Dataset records
# # # # #

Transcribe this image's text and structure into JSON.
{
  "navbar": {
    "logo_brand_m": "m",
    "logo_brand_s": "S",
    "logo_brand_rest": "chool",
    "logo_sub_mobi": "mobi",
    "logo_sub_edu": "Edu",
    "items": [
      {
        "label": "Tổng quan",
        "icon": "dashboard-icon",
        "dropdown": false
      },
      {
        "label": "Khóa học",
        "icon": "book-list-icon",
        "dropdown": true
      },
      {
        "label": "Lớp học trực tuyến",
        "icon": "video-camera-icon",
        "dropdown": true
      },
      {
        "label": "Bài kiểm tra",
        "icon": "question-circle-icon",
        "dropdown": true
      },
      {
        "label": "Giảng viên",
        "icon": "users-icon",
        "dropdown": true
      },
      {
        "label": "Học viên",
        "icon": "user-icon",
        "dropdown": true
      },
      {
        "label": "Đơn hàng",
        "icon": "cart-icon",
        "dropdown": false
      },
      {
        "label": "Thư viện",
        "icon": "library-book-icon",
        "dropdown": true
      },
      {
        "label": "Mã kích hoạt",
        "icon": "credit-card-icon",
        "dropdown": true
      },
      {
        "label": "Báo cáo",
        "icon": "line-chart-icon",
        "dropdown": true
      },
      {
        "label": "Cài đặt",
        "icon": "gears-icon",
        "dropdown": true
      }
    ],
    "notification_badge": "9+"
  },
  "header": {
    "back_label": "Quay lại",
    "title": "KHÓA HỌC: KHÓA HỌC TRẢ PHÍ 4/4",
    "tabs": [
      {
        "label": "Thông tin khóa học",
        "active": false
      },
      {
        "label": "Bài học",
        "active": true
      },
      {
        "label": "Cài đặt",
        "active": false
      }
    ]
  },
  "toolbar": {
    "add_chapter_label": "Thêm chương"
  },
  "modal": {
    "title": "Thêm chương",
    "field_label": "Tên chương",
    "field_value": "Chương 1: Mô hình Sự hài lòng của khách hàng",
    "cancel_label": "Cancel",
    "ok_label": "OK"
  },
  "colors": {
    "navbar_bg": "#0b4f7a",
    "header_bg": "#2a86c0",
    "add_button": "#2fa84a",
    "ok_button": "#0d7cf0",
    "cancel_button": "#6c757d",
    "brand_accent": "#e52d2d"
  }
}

# # # # #

» **Your objective**:
Print the listing above in full, exactly as it is.

» **Solution to this task**:
Transcribe this image's text and structure into JSON.
{
  "navbar": {
    "logo_brand_m": "m",
    "logo_brand_s": "S",
    "logo_brand_rest": "chool",
    "logo_sub_mobi": "mobi",
    "logo_sub_edu": "Edu",
    "items": [
      {
        "label": "Tổng quan",
        "icon": "dashboard-icon",
        "dropdown": false
      },
      {
        "label": "Khóa học",
        "icon": "book-list-icon",
        "dropdown": true
      },
      {
        "label": "Lớp học trực tuyến",
        "icon": "video-camera-icon",
        "dropdown": true
      },
      {
        "label": "Bài kiểm tra",
        "icon": "question-circle-icon",
        "dropdown": true
      },
      {
        "label": "Giảng viên",
        "icon": "users-icon",
        "dropdown": true
      },
      {
        "label": "Học viên",
        "icon": "user-icon",
        "dropdown": true
      },
      {
        "label": "Đơn hàng",
        "icon": "cart-icon",
        "dropdown": false
      },
      {
        "label": "Thư viện",
        "icon": "library-book-icon",
        "dropdown": true
      },
      {
        "label": "Mã kích hoạt",
        "icon": "credit-card-icon",
        "dropdown": true
      },
      {
        "label": "Báo cáo",
        "icon": "line-chart-icon",
        "dropdown": true
      },
      {
        "label": "Cài đặt",
        "icon": "gears-icon",
        "dropdown": true
      }
    ],
    "notification_badge": "9+"
  },
  "header": {
    "back_label": "Quay lại",
    "title": "KHÓA HỌC: KHÓA HỌC TRẢ PHÍ 4/4",
    "tabs": [
      {
        "label": "Thông tin khóa học",
        "active": false
      },
      {
        "label": "Bài học",
        "active": true
      },
      {
        "label": "Cài đặt",
        "active": false
      }
    ]
  },
  "toolbar": {
    "add_chapter_label": "Thêm chương"
  },
  "modal": {
    "title": "Thêm chương",
    "field_label": "Tên chương",
    "field_value": "Chương 1: Mô hình Sự hài lòng của khách hàng",
    "cancel_label": "Cancel",
    "ok_label": "OK"
  },
  "colors": {
    "navbar_bg": "#0b4f7a",
    "header_bg": "#2a86c0",
    "add_button": "#2fa84a",
    "ok_button": "#0d7cf0",
    "cancel_button": "#6c757d",
    "brand_accent": "#e52d2d"
  }
}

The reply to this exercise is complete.